Dataset excerpts
◇ ◇ ◇ ◇
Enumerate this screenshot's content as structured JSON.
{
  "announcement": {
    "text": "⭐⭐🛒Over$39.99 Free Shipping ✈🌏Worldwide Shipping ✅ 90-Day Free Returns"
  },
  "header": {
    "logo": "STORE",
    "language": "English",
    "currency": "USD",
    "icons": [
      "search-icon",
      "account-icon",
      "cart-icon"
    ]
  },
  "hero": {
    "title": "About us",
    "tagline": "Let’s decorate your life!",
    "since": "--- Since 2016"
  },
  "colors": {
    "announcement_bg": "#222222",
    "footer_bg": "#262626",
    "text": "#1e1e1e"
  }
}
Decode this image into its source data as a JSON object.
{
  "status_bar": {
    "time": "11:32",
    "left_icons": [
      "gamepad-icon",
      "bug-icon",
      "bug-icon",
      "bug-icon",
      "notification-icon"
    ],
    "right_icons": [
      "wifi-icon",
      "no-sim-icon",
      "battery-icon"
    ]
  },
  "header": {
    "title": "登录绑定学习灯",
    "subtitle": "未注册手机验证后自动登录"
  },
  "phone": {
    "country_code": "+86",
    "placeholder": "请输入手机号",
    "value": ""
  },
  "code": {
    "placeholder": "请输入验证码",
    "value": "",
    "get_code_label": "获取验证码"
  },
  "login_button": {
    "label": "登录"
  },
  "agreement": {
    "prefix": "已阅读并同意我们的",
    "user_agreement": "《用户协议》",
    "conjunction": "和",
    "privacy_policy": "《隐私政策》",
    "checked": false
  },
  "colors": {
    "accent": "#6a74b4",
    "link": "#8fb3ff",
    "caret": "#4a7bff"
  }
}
◇ ◇ ◇ ◇
# PROMPT:
Repeat the material above in full, quoting it exactly.

# FULL SOLUTION:
Enumerate this screenshot's content as structured JSON.
{
  "announcement": {
    "text": "⭐⭐🛒Over$39.99 Free Shipping ✈🌏Worldwide Shipping ✅ 90-Day Free Returns"
  },
  "header": {
    "logo": "STORE",
    "language": "English",
    "currency": "USD",
    "icons": [
      "search-icon",
      "account-icon",
      "cart-icon"
    ]
  },
  "hero": {
    "title": "About us",
    "tagline": "Let’s decorate your life!",
    "since": "--- Since 2016"
  },
  "colors": {
    "announcement_bg": "#222222",
    "footer_bg": "#262626",
    "text": "#1e1e1e"
  }
}
Decode this image into its source data as a JSON object.
{
  "status_bar": {
    "time": "11:32",
    "left_icons": [
      "gamepad-icon",
      "bug-icon",
      "bug-icon",
      "bug-icon",
      "notification-icon"
    ],
    "right_icons": [
      "wifi-icon",
      "no-sim-icon",
      "battery-icon"
    ]
  },
  "header": {
    "title": "登录绑定学习灯",
    "subtitle": "未注册手机验证后自动登录"
  },
  "phone": {
    "country_code": "+86",
    "placeholder": "请输入手机号",
    "value": ""
  },
  "code": {
    "placeholder": "请输入验证码",
    "value": "",
    "get_code_label": "获取验证码"
  },
  "login_button": {
    "label": "登录"
  },
  "agreement": {
    "prefix": "已阅读并同意我们的",
    "user_agreement": "《用户协议》",
    "conjunction": "和",
    "privacy_policy": "《隐私政策》",
    "checked": false
  },
  "colors": {
    "accent": "#6a74b4",
    "link": "#8fb3ff",
    "caret": "#4a7bff"
  }
}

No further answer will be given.